» Stated goal
Find each line holding the word "this" and give the total alone.

(Stored entries)
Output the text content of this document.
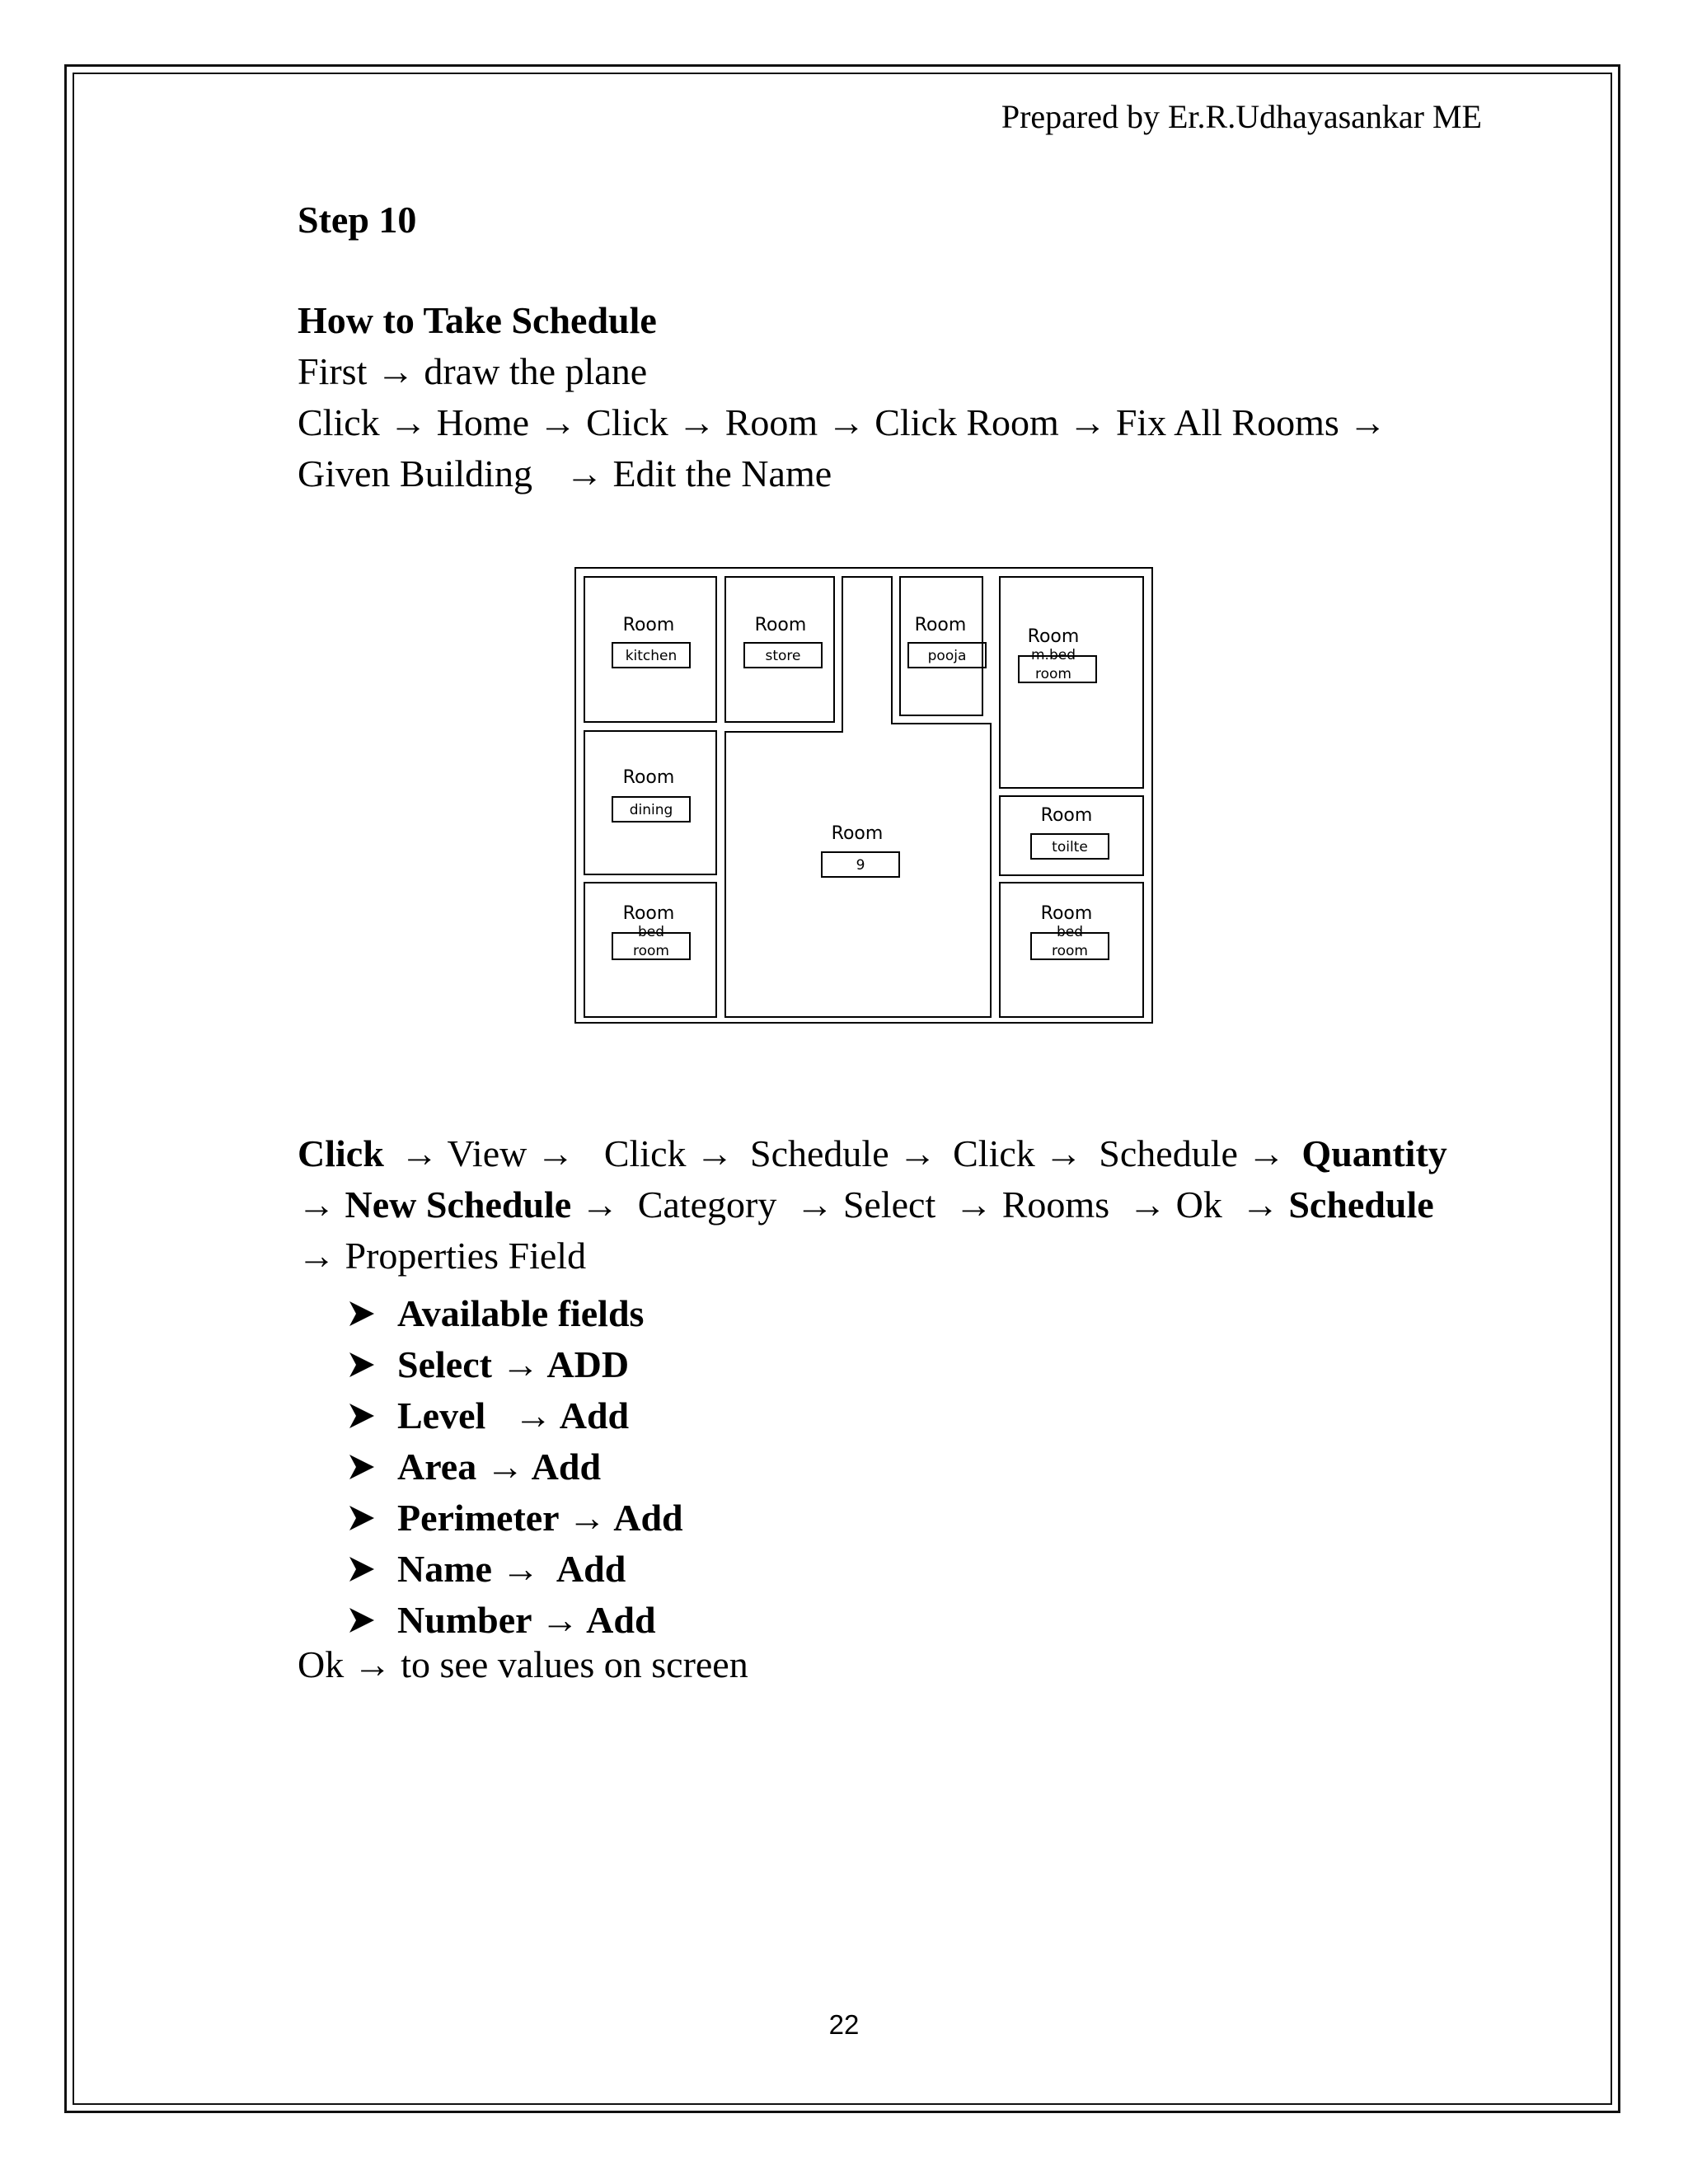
Prepared by Er.R.Udhayasankar ME
Step 10
How to Take Schedule
First → draw the plane
Click → Home → Click → Room → Click Room → Fix All Rooms →
Given Building → Edit the Name
Room	Room	Room
Room
Room
Room
Room
Room	Room
kitchen	store	pooja	m.bed
room
dining
9
toilte
bed
room
bed
room
Click → View → Click → Schedule → Click → Schedule → Quantity
→ New Schedule →  Category  → Select  → Rooms  → Ok  → Schedule
→ Properties Field
Available fields
Select → ADD
Level   → Add
Area → Add
Perimeter → Add
Name →  Add
Number → Add
Ok → to see values on screen
22
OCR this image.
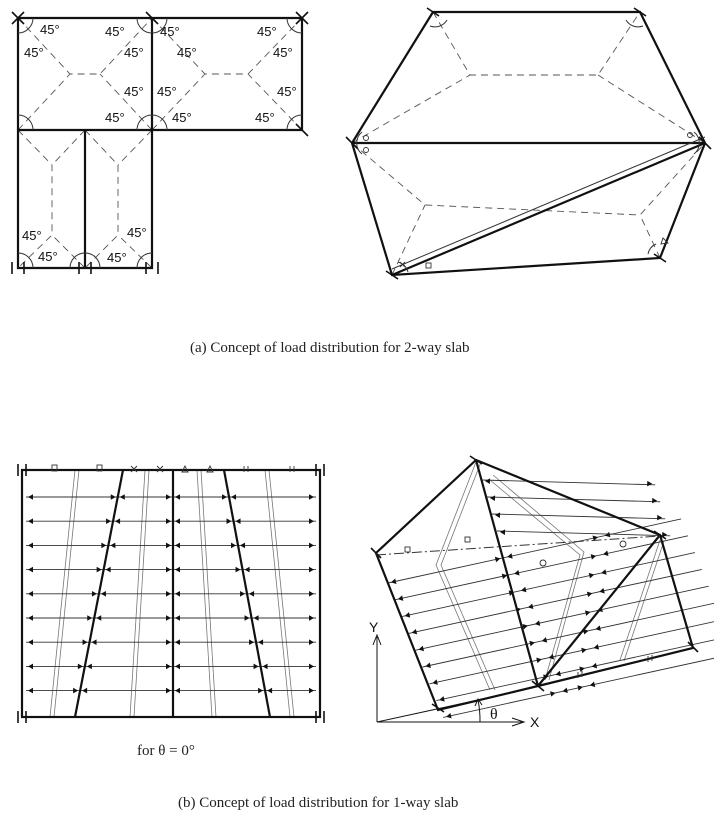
45°
45°
45°
45°
45°
45°
45°
45°
45° 45°	45°
45°	45°	45°
45°	45°
45°	45°
Y
X
θ
(a) Concept of load distribution for 2-way slab
for θ = 0°
(b) Concept of load distribution for 1-way slab
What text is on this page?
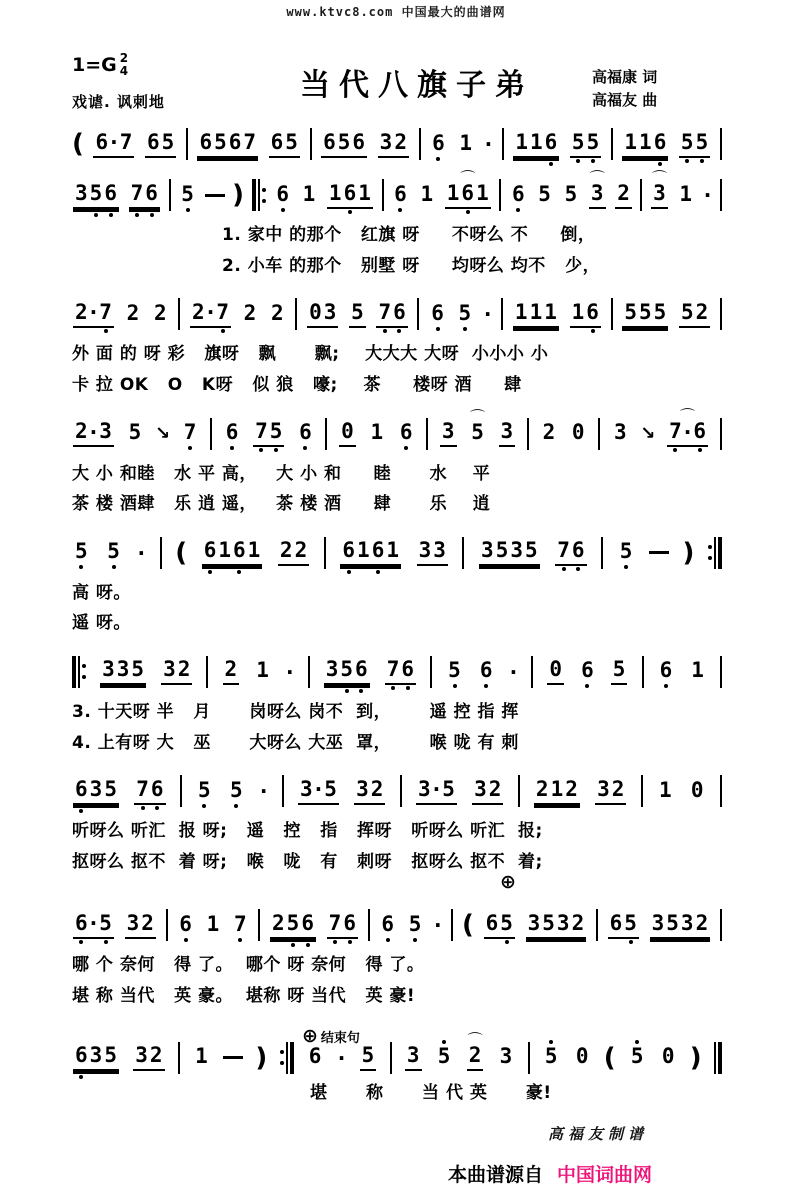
www.ktvc8.com 中国最大的曲谱网
1=G 2
4
戏谑. 讽刺地	当代八旗子弟	高福康 词
高福友 曲
( 6 · 7 6 5 6 5 6 7 6 5 6 5 6 3 2 6 1 · 1 1 6 5 5 1 1 6 5 5
3 5 6 7 6 5 ) 6 1 1 6 1 6 1 ⌒ 1 6 1 6 5 5 ⌒ 3 2 ⌒ 3 1 ·
1. 家中 的那个   红旗 呀     不呀么 不     倒，
2. 小车 的那个   别墅 呀     均呀么 均不   少，
2 · 7 2 2 2 · 7 2 2 0 3 5 7 6 6 5 · 1 1 1 1 6 5 5 5 5 2
外 面 的 呀 彩   旗呀   飘      飘;    大大大 大呀  小小小 小
卡 拉 OK   O   K呀   似 狼   嚎;    茶     楼呀 酒     肆
2 · 3 5 ↘ 7 6 7 5 6 0 1 6 3 ⌒ 5 3 2 0 3 ↘ ⌒ 7 · 6
大 小 和睦   水 平 高，   大 小 和     睦      水    平
茶 楼 酒肆   乐 逍 遥，   茶 楼 酒     肆      乐    逍
5 5 · ( 6 1 6 1 2 2 6 1 6 1 3 3 3 5 3 5 7 6 5 )
高 呀。
遥 呀。
3 3 5 3 2 2 1 · 3 5 6 7 6 5 6 · 0 6 5 6 1
3. 十天呀 半   月      岗呀么 岗不  到，      遥 控 指 挥
4. 上有呀 大   巫      大呀么 大巫  罩，      喉 咙 有 刺
6 3 5 7 6 5 5 · 3 · 5 3 2 3 · 5 3 2 2 1 2 3 2 1 0
听呀么 听汇  报 呀;   遥   控   指   挥呀   听呀么 听汇  报;
抠呀么 抠不  着 呀;   喉   咙   有   刺呀   抠呀么 抠不  着;
⊕
6 · 5 3 2 6 1 7 2 5 6 7 6 6 5 · ( 6 5 3 5 3 2 6 5 3 5 3 2
哪 个 奈何   得 了。  哪个 呀 奈何   得 了。
堪 称 当代   英 豪。  堪称 呀 当代   英 豪!
⊕ 结束句
6 3 5 3 2 1 ) 6 · 5 3 5 ⌒ 2 3 5 0 ( 5 0 )
堪      称      当 代 英      豪!
高福友制谱
本曲谱源自 中国词曲网
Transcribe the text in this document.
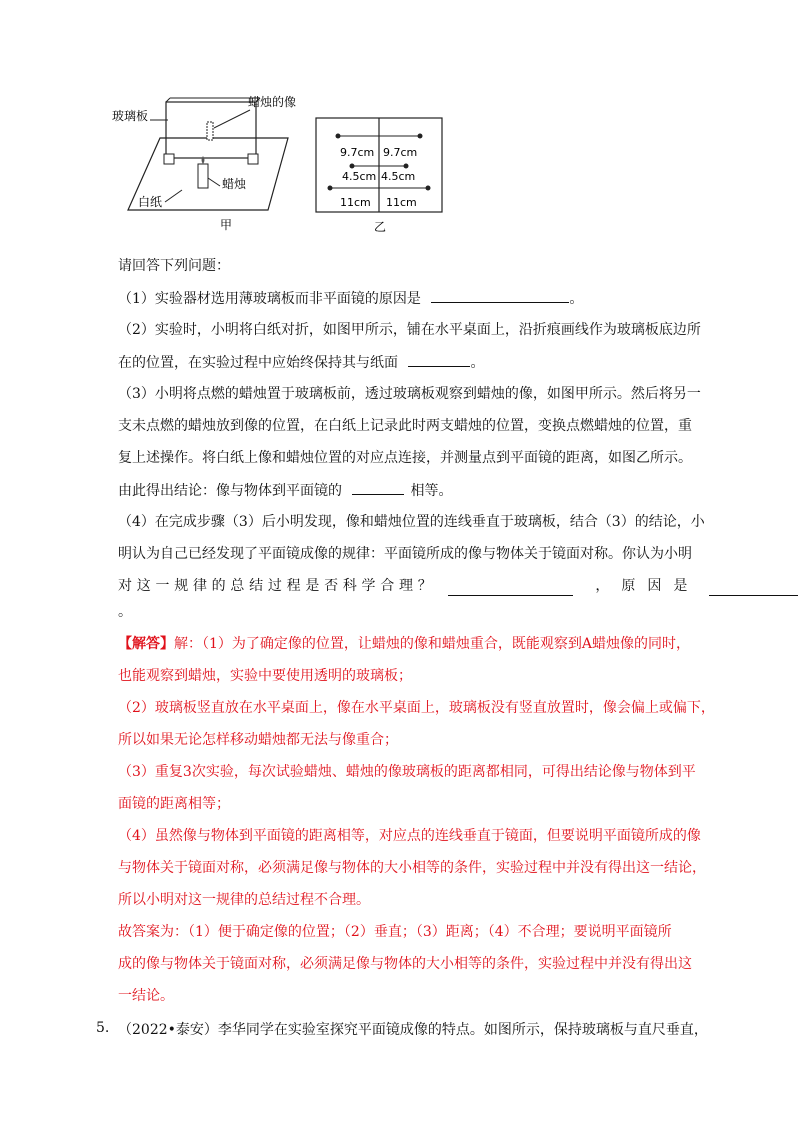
玻璃板
蜡烛的像
蜡烛
白纸
甲
9.7cm 9.7cm
4.5cm 4.5cm
11cm 11cm
乙
请回答下列问题：
（1）实验器材选用薄玻璃板而非平面镜的原因是	。
（2）实验时，小明将白纸对折，如图甲所示，铺在水平桌面上，沿折痕画线作为玻璃板底边所
在的位置，在实验过程中应始终保持其与纸面	。
（3）小明将点燃的蜡烛置于玻璃板前，透过玻璃板观察到蜡烛的像，如图甲所示。然后将另一
支未点燃的蜡烛放到像的位置，在白纸上记录此时两支蜡烛的位置，变换点燃蜡烛的位置，重
复上述操作。将白纸上像和蜡烛位置的对应点连接，并测量点到平面镜的距离，如图乙所示。
由此得出结论：像与物体到平面镜的	相等。
（4）在完成步骤（3）后小明发现，像和蜡烛位置的连线垂直于玻璃板，结合（3）的结论，小
明认为自己已经发现了平面镜成像的规律：平面镜所成的像与物体关于镜面对称。你认为小明
对 这 一 规 律 的 总 结 过 程 是 否 科 学 合 理 ？	，原因是
。
【解答】解：（1）为了确定像的位置，让蜡烛的像和蜡烛重合，既能观察到A蜡烛像的同时，
也能观察到蜡烛，实验中要使用透明的玻璃板；
（2）玻璃板竖直放在水平桌面上，像在水平桌面上，玻璃板没有竖直放置时，像会偏上或偏下，
所以如果无论怎样移动蜡烛都无法与像重合；
（3）重复3次实验，每次试验蜡烛、蜡烛的像玻璃板的距离都相同，可得出结论像与物体到平
面镜的距离相等；
（4）虽然像与物体到平面镜的距离相等，对应点的连线垂直于镜面，但要说明平面镜所成的像
与物体关于镜面对称，必须满足像与物体的大小相等的条件，实验过程中并没有得出这一结论，
所以小明对这一规律的总结过程不合理。
故答案为：（1）便于确定像的位置；（2）垂直；（3）距离；（4）不合理；要说明平面镜所
成的像与物体关于镜面对称，必须满足像与物体的大小相等的条件，实验过程中并没有得出这
一结论。
5. （2022•泰安）李华同学在实验室探究平面镜成像的特点。如图所示，保持玻璃板与直尺垂直，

» Response
4